Only lines with the word "jibe" are needed; collect each of them from the listing below.

▸ **EXERCISE MATERIAL**
• • • • • • •
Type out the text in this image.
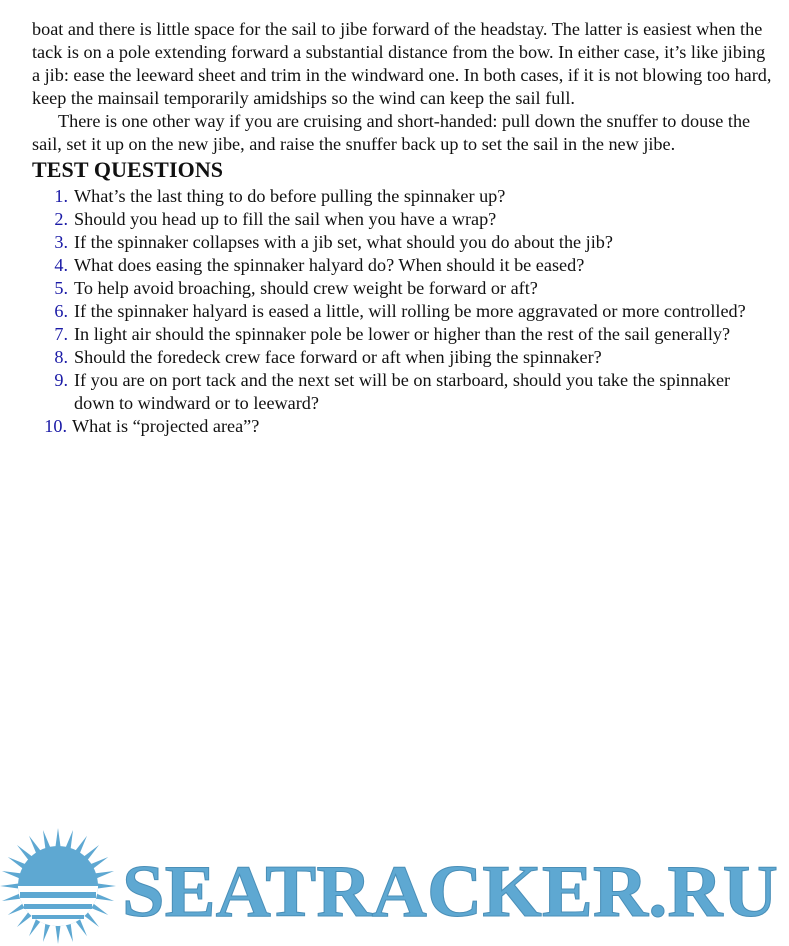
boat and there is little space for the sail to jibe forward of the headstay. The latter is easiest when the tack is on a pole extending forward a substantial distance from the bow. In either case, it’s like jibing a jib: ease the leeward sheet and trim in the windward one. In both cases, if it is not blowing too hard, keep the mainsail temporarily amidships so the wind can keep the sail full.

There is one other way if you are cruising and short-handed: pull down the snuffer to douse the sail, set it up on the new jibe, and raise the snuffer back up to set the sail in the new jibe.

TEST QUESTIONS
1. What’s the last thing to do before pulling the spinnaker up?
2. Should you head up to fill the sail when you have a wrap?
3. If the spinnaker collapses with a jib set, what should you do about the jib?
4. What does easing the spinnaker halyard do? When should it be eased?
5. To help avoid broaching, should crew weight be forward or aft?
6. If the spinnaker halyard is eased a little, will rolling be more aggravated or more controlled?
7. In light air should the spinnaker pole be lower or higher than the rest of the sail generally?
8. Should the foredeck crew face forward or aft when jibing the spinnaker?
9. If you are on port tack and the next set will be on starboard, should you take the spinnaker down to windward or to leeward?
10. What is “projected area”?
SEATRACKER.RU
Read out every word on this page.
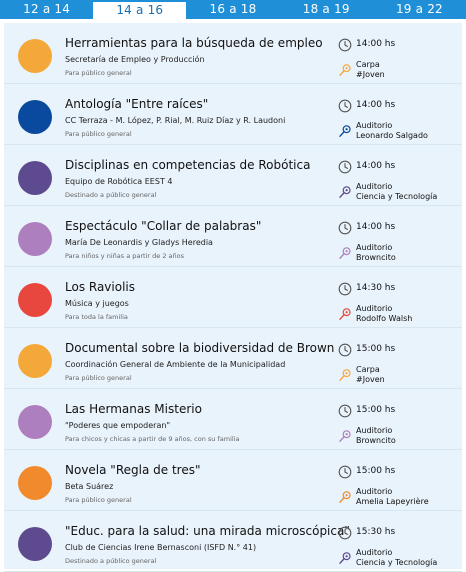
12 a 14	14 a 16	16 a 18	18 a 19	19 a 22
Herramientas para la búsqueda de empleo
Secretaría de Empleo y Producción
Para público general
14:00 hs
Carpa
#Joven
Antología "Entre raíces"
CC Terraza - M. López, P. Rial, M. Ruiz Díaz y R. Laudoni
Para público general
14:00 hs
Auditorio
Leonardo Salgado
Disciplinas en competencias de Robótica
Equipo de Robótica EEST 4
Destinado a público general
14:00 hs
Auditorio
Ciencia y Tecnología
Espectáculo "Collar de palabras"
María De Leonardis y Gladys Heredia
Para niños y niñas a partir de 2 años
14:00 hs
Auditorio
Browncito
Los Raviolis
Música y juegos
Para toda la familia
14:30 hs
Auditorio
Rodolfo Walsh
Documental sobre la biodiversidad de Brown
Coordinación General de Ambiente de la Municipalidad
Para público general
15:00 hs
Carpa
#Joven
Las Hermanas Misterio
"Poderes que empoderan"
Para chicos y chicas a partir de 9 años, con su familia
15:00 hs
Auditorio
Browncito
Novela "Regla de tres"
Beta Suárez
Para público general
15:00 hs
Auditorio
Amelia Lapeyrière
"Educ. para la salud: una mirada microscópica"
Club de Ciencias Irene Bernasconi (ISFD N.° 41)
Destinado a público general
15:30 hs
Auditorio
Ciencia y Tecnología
• • • • • • •
▸ **ANSWER FOR THIS EXERCISE**
boat and there is little space for the sail to jibe forward of the headstay. The latter is easiest when the tack is on a pole extending forward a substantial distance from the bow. In either case, it’s like jibing a jib: ease the leeward sheet and trim in the windward one. In both cases, if it is not blowing too hard, keep the mainsail temporarily amidships so the wind can keep the sail full.
There is one other way if you are cruising and short-handed: pull down the snuffer to douse the sail, set it up on the new jibe, and raise the snuffer back up to set the sail in the new jibe.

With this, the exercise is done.